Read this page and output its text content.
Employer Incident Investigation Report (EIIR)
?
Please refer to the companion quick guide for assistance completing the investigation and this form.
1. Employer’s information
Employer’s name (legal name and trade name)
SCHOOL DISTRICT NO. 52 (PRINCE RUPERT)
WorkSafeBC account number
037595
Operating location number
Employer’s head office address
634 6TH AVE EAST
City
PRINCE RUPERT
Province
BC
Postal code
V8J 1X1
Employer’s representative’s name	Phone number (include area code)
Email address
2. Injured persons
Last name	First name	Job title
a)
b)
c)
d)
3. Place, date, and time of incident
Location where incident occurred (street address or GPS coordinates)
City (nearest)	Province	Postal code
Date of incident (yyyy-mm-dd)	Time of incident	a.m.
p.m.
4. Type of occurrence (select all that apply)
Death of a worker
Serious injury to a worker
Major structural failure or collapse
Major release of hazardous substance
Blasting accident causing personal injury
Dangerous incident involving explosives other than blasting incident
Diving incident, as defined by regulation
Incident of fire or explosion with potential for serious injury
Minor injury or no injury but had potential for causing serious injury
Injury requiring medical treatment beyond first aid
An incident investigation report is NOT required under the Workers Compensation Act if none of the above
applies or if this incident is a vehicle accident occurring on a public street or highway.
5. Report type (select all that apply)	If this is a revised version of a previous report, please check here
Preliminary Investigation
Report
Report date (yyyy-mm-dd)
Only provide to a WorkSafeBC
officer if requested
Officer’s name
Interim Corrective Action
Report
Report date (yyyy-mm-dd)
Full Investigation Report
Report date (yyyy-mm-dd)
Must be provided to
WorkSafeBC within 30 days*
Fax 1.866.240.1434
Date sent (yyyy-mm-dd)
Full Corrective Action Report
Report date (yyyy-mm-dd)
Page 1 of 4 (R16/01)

----

Objective> All of the data must be returned exactly.

The reply>
Read this page and output its text content.
Employer Incident Investigation Report (EIIR)
?
Please refer to the companion quick guide for assistance completing the investigation and this form.
1. Employer’s information
Employer’s name (legal name and trade name)
SCHOOL DISTRICT NO. 52 (PRINCE RUPERT)
WorkSafeBC account number
037595
Operating location number
Employer’s head office address
634 6TH AVE EAST
City
PRINCE RUPERT
Province
BC
Postal code
V8J 1X1
Employer’s representative’s name	Phone number (include area code)
Email address
2. Injured persons
Last name	First name	Job title
a)
b)
c)
d)
3. Place, date, and time of incident
Location where incident occurred (street address or GPS coordinates)
City (nearest)	Province	Postal code
Date of incident (yyyy-mm-dd)	Time of incident	a.m.
p.m.
4. Type of occurrence (select all that apply)
Death of a worker
Serious injury to a worker
Major structural failure or collapse
Major release of hazardous substance
Blasting accident causing personal injury
Dangerous incident involving explosives other than blasting incident
Diving incident, as defined by regulation
Incident of fire or explosion with potential for serious injury
Minor injury or no injury but had potential for causing serious injury
Injury requiring medical treatment beyond first aid
An incident investigation report is NOT required under the Workers Compensation Act if none of the above
applies or if this incident is a vehicle accident occurring on a public street or highway.
5. Report type (select all that apply)	If this is a revised version of a previous report, please check here
Preliminary Investigation
Report
Report date (yyyy-mm-dd)
Only provide to a WorkSafeBC
officer if requested
Officer’s name
Interim Corrective Action
Report
Report date (yyyy-mm-dd)
Full Investigation Report
Report date (yyyy-mm-dd)
Must be provided to
WorkSafeBC within 30 days*
Fax 1.866.240.1434
Date sent (yyyy-mm-dd)
Full Corrective Action Report
Report date (yyyy-mm-dd)
Page 1 of 4 (R16/01)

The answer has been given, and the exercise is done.